◆ **GOAL**:
Exactly reproduce the entries, dropping any pictures from your copy.

◆ **MATERIAL FOR THE TASK**:
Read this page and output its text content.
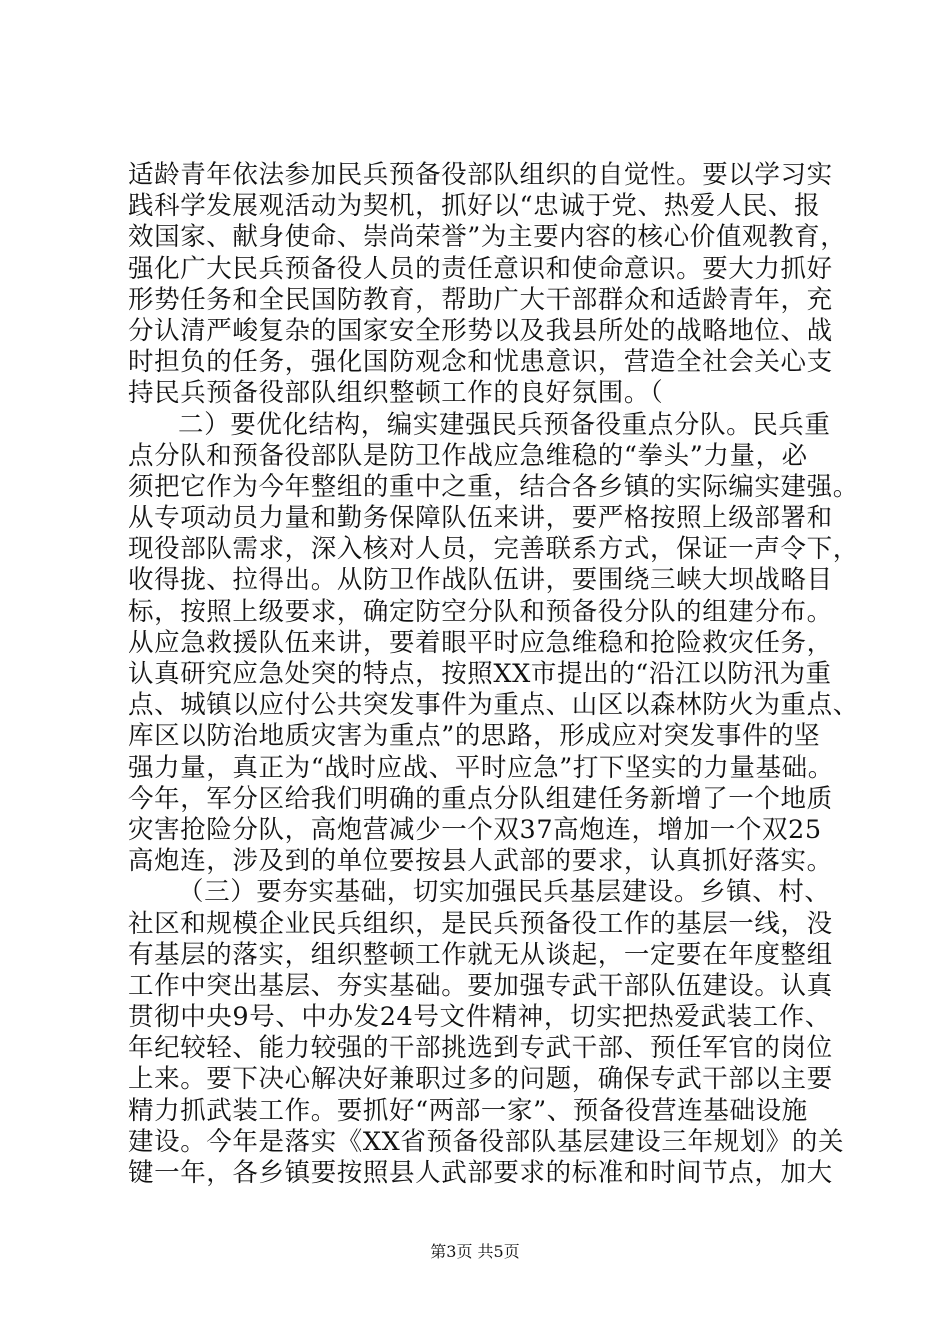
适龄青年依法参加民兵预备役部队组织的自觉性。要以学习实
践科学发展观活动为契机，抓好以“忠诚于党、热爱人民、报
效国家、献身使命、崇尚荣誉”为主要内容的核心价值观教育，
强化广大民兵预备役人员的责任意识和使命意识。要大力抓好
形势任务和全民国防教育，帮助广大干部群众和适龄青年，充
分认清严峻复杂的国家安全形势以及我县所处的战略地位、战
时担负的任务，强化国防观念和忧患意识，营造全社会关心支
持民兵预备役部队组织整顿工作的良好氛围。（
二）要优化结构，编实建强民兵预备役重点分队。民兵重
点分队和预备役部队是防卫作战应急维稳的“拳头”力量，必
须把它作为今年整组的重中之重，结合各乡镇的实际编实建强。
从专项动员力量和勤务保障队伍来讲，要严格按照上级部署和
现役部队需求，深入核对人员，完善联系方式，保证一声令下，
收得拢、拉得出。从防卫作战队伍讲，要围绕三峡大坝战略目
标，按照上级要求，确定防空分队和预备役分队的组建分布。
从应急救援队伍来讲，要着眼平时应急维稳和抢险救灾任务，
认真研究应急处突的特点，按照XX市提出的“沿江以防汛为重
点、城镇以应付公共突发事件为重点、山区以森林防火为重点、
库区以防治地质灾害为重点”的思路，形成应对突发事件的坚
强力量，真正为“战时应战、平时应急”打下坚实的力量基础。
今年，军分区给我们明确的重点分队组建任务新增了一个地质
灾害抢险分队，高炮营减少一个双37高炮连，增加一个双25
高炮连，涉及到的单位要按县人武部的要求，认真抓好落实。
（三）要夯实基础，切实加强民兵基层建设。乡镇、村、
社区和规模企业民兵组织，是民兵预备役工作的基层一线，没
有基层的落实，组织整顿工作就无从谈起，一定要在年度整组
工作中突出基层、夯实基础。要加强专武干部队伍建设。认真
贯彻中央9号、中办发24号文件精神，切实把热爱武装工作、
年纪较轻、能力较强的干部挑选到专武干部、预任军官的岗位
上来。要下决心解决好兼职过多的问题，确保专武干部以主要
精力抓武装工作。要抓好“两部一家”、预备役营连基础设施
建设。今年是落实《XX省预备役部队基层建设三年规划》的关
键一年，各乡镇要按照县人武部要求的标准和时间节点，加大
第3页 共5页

◆ **SOLUTION FOR THIS EXERCISE**:
Read this page and output its text content.
适龄青年依法参加民兵预备役部队组织的自觉性。要以学习实
践科学发展观活动为契机，抓好以“忠诚于党、热爱人民、报
效国家、献身使命、崇尚荣誉”为主要内容的核心价值观教育，
强化广大民兵预备役人员的责任意识和使命意识。要大力抓好
形势任务和全民国防教育，帮助广大干部群众和适龄青年，充
分认清严峻复杂的国家安全形势以及我县所处的战略地位、战
时担负的任务，强化国防观念和忧患意识，营造全社会关心支
持民兵预备役部队组织整顿工作的良好氛围。（
二）要优化结构，编实建强民兵预备役重点分队。民兵重
点分队和预备役部队是防卫作战应急维稳的“拳头”力量，必
须把它作为今年整组的重中之重，结合各乡镇的实际编实建强。
从专项动员力量和勤务保障队伍来讲，要严格按照上级部署和
现役部队需求，深入核对人员，完善联系方式，保证一声令下，
收得拢、拉得出。从防卫作战队伍讲，要围绕三峡大坝战略目
标，按照上级要求，确定防空分队和预备役分队的组建分布。
从应急救援队伍来讲，要着眼平时应急维稳和抢险救灾任务，
认真研究应急处突的特点，按照XX市提出的“沿江以防汛为重
点、城镇以应付公共突发事件为重点、山区以森林防火为重点、
库区以防治地质灾害为重点”的思路，形成应对突发事件的坚
强力量，真正为“战时应战、平时应急”打下坚实的力量基础。
今年，军分区给我们明确的重点分队组建任务新增了一个地质
灾害抢险分队，高炮营减少一个双37高炮连，增加一个双25
高炮连，涉及到的单位要按县人武部的要求，认真抓好落实。
（三）要夯实基础，切实加强民兵基层建设。乡镇、村、
社区和规模企业民兵组织，是民兵预备役工作的基层一线，没
有基层的落实，组织整顿工作就无从谈起，一定要在年度整组
工作中突出基层、夯实基础。要加强专武干部队伍建设。认真
贯彻中央9号、中办发24号文件精神，切实把热爱武装工作、
年纪较轻、能力较强的干部挑选到专武干部、预任军官的岗位
上来。要下决心解决好兼职过多的问题，确保专武干部以主要
精力抓武装工作。要抓好“两部一家”、预备役营连基础设施
建设。今年是落实《XX省预备役部队基层建设三年规划》的关
键一年，各乡镇要按照县人武部要求的标准和时间节点，加大
第3页 共5页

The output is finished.